* _STATED GOAL_
Copy out every one of the lines below word for word, leaving out the pictures.
[Start RECORDS FOR THE EXERCISE]
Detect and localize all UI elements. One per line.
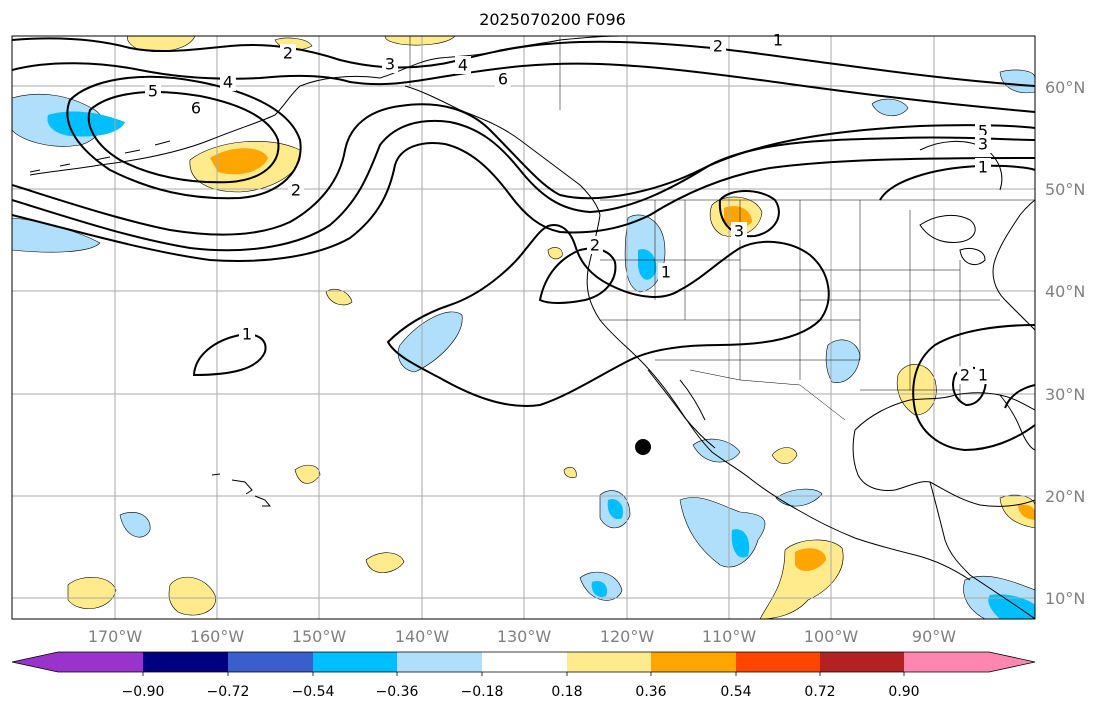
positive-anomaly-area — [384, 36, 456, 46]
contour-label: 2 — [283, 44, 293, 63]
colorbar-segment — [651, 652, 736, 672]
negative-anomaly-core — [607, 499, 624, 520]
positive-anomaly-area — [365, 552, 405, 573]
colorbar-outline — [11, 651, 1036, 673]
colorbar-segment — [397, 652, 482, 672]
latitude-label: 20°N — [1045, 487, 1085, 506]
colorbar-tick-label: 0.36 — [635, 684, 666, 700]
latitude-label: 10°N — [1045, 589, 1085, 608]
longitude-label: 170°W — [88, 627, 143, 646]
longitude-label: 140°W — [395, 627, 450, 646]
contour-label: 6 — [498, 70, 508, 89]
contour-label: 1 — [978, 158, 988, 177]
contour-label: 4 — [223, 73, 233, 92]
longitude-label: 100°W — [804, 627, 859, 646]
latitude-labels: 60°N 50°N 40°N 30°N 20°N 10°N — [1045, 78, 1085, 608]
positive-anomaly-area — [325, 288, 353, 306]
colorbar-tick-label: 0.18 — [551, 684, 582, 700]
map-title: 2025070200 F096 — [479, 10, 626, 29]
colorbar-tick-label: 0.90 — [888, 684, 919, 700]
longitude-label: 160°W — [190, 627, 245, 646]
lat-lon-grid — [12, 36, 1035, 619]
contour-label: 1 — [978, 366, 988, 385]
contour-label: 2 — [291, 181, 301, 200]
colorbar-tick-label: −0.18 — [461, 684, 504, 700]
positive-anomaly-area — [168, 576, 216, 616]
negative-anomaly-core — [591, 580, 608, 598]
positive-anomaly-area — [294, 464, 321, 484]
colorbar-tick-label: −0.54 — [292, 684, 335, 700]
colorbar-segment — [567, 652, 651, 672]
negative-anomaly-area — [999, 69, 1035, 94]
colorbar-segment — [482, 652, 567, 672]
latitude-label: 30°N — [1045, 385, 1085, 404]
positive-anomaly-area — [896, 364, 937, 416]
colorbar: −0.90 −0.72 −0.54 −0.36 −0.18 0.18 0.36 … — [11, 651, 1036, 700]
contour-label: 3 — [734, 222, 744, 241]
positive-anomaly-area — [547, 247, 563, 260]
colorbar-tick-label: −0.36 — [376, 684, 419, 700]
negative-anomaly-area — [825, 339, 861, 383]
colorbar-segment — [736, 652, 820, 672]
positive-anomaly-area — [563, 466, 577, 478]
contour-label: 3 — [978, 135, 988, 154]
colorbar-segment — [228, 652, 313, 672]
colorbar-segment — [58, 652, 143, 672]
contour-label-group: 2 3 4 6 2 1 4 5 6 2 5 3 1 3 2 1 1 2 1 — [145, 31, 991, 385]
colorbar-segment — [904, 652, 989, 672]
longitude-label: 110°W — [702, 627, 757, 646]
contour-label: 2 — [590, 236, 600, 255]
longitude-label: 120°W — [600, 627, 655, 646]
map-frame — [11, 35, 1036, 620]
negative-anomaly-area — [692, 438, 741, 463]
contour-label: 1 — [242, 325, 252, 344]
positive-anomaly-core — [1018, 504, 1035, 520]
location-marker — [635, 439, 651, 455]
negative-anomaly-area — [119, 511, 151, 538]
colorbar-segment — [820, 652, 904, 672]
contour-label: 4 — [458, 56, 468, 75]
positive-anomaly-core — [795, 548, 826, 572]
colorbar-tick-label: 0.54 — [720, 684, 751, 700]
contour-label: 5 — [148, 82, 158, 101]
longitude-label: 150°W — [292, 627, 347, 646]
contour-label: 2 — [713, 37, 723, 56]
contour-label: 2 — [960, 366, 970, 385]
colorbar-segment — [143, 652, 228, 672]
contour-label: 1 — [773, 31, 783, 50]
latitude-label: 60°N — [1045, 78, 1085, 97]
latitude-label: 40°N — [1045, 282, 1085, 301]
colorbar-extend-min — [12, 652, 58, 672]
colorbar-tick-label: 0.72 — [804, 684, 835, 700]
negative-anomaly-core — [988, 594, 1035, 619]
longitude-labels: 170°W 160°W 150°W 140°W 130°W 120°W 110°… — [88, 627, 956, 646]
latitude-label: 50°N — [1045, 180, 1085, 199]
contour-label: 6 — [191, 99, 201, 118]
positive-anomaly-area — [67, 577, 117, 609]
contour-label: 1 — [661, 263, 671, 282]
longitude-label: 130°W — [497, 627, 552, 646]
negative-anomaly-core — [638, 249, 657, 280]
contour-label: 5 — [978, 122, 988, 141]
colorbar-segment — [313, 652, 397, 672]
colorbar-tick-label: −0.90 — [122, 684, 165, 700]
negative-anomaly-area — [871, 98, 909, 117]
positive-anomaly-core — [210, 148, 268, 175]
colorbar-extend-max — [989, 652, 1035, 672]
colorbar-tick-label: −0.72 — [207, 684, 250, 700]
negative-anomaly-core — [731, 529, 750, 558]
longitude-label: 90°W — [912, 627, 956, 646]
contour-label: 3 — [385, 55, 395, 74]
positive-anomaly-area — [771, 447, 798, 464]
negative-anomaly-area — [397, 311, 463, 373]
political-boundaries — [409, 36, 1035, 421]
[End RECORDS FOR THE EXERCISE]
* _OUTPUT OF THE TASK_
Detect and localize all UI elements. One per line.
positive-anomaly-area — [384, 36, 456, 46]
contour-label: 2 — [283, 44, 293, 63]
colorbar-segment — [651, 652, 736, 672]
negative-anomaly-core — [607, 499, 624, 520]
positive-anomaly-area — [365, 552, 405, 573]
colorbar-outline — [11, 651, 1036, 673]
colorbar-segment — [397, 652, 482, 672]
latitude-label: 20°N — [1045, 487, 1085, 506]
colorbar-tick-label: 0.36 — [635, 684, 666, 700]
latitude-label: 10°N — [1045, 589, 1085, 608]
longitude-label: 170°W — [88, 627, 143, 646]
longitude-label: 140°W — [395, 627, 450, 646]
contour-label: 6 — [498, 70, 508, 89]
contour-label: 1 — [978, 158, 988, 177]
contour-label: 4 — [223, 73, 233, 92]
longitude-label: 100°W — [804, 627, 859, 646]
latitude-labels: 60°N 50°N 40°N 30°N 20°N 10°N — [1045, 78, 1085, 608]
positive-anomaly-area — [325, 288, 353, 306]
colorbar-tick-label: 0.18 — [551, 684, 582, 700]
map-title: 2025070200 F096 — [479, 10, 626, 29]
colorbar-tick-label: 0.90 — [888, 684, 919, 700]
longitude-label: 160°W — [190, 627, 245, 646]
lat-lon-grid — [12, 36, 1035, 619]
contour-label: 1 — [978, 366, 988, 385]
contour-label: 2 — [291, 181, 301, 200]
colorbar-tick-label: −0.18 — [461, 684, 504, 700]
positive-anomaly-area — [168, 576, 216, 616]
negative-anomaly-core — [591, 580, 608, 598]
positive-anomaly-area — [294, 464, 321, 484]
colorbar-tick-label: −0.54 — [292, 684, 335, 700]
colorbar-segment — [567, 652, 651, 672]
negative-anomaly-area — [999, 69, 1035, 94]
colorbar-segment — [482, 652, 567, 672]
latitude-label: 30°N — [1045, 385, 1085, 404]
positive-anomaly-area — [896, 364, 937, 416]
colorbar: −0.90 −0.72 −0.54 −0.36 −0.18 0.18 0.36 … — [11, 651, 1036, 700]
contour-label: 3 — [734, 222, 744, 241]
positive-anomaly-area — [547, 247, 563, 260]
colorbar-tick-label: −0.36 — [376, 684, 419, 700]
negative-anomaly-area — [825, 339, 861, 383]
colorbar-segment — [736, 652, 820, 672]
positive-anomaly-area — [563, 466, 577, 478]
contour-label: 3 — [978, 135, 988, 154]
colorbar-segment — [228, 652, 313, 672]
colorbar-segment — [58, 652, 143, 672]
contour-label-group: 2 3 4 6 2 1 4 5 6 2 5 3 1 3 2 1 1 2 1 — [145, 31, 991, 385]
colorbar-segment — [904, 652, 989, 672]
longitude-label: 110°W — [702, 627, 757, 646]
contour-label: 2 — [590, 236, 600, 255]
longitude-label: 120°W — [600, 627, 655, 646]
map-frame — [11, 35, 1036, 620]
negative-anomaly-area — [692, 438, 741, 463]
contour-label: 1 — [242, 325, 252, 344]
positive-anomaly-core — [1018, 504, 1035, 520]
location-marker — [635, 439, 651, 455]
negative-anomaly-area — [119, 511, 151, 538]
colorbar-segment — [820, 652, 904, 672]
contour-label: 4 — [458, 56, 468, 75]
positive-anomaly-core — [795, 548, 826, 572]
colorbar-tick-label: 0.54 — [720, 684, 751, 700]
contour-label: 5 — [148, 82, 158, 101]
longitude-label: 150°W — [292, 627, 347, 646]
contour-label: 2 — [713, 37, 723, 56]
contour-label: 2 — [960, 366, 970, 385]
colorbar-segment — [143, 652, 228, 672]
contour-label: 1 — [773, 31, 783, 50]
latitude-label: 60°N — [1045, 78, 1085, 97]
latitude-label: 40°N — [1045, 282, 1085, 301]
colorbar-extend-min — [12, 652, 58, 672]
colorbar-tick-label: 0.72 — [804, 684, 835, 700]
negative-anomaly-core — [988, 594, 1035, 619]
longitude-labels: 170°W 160°W 150°W 140°W 130°W 120°W 110°… — [88, 627, 956, 646]
latitude-label: 50°N — [1045, 180, 1085, 199]
contour-label: 6 — [191, 99, 201, 118]
positive-anomaly-area — [67, 577, 117, 609]
contour-label: 1 — [661, 263, 671, 282]
longitude-label: 130°W — [497, 627, 552, 646]
negative-anomaly-core — [638, 249, 657, 280]
contour-label: 5 — [978, 122, 988, 141]
colorbar-segment — [313, 652, 397, 672]
colorbar-tick-label: −0.90 — [122, 684, 165, 700]
negative-anomaly-area — [871, 98, 909, 117]
positive-anomaly-core — [210, 148, 268, 175]
colorbar-extend-max — [989, 652, 1035, 672]
colorbar-tick-label: −0.72 — [207, 684, 250, 700]
negative-anomaly-core — [731, 529, 750, 558]
longitude-label: 90°W — [912, 627, 956, 646]
contour-label: 3 — [385, 55, 395, 74]
positive-anomaly-area — [771, 447, 798, 464]
negative-anomaly-area — [397, 311, 463, 373]
political-boundaries — [409, 36, 1035, 421]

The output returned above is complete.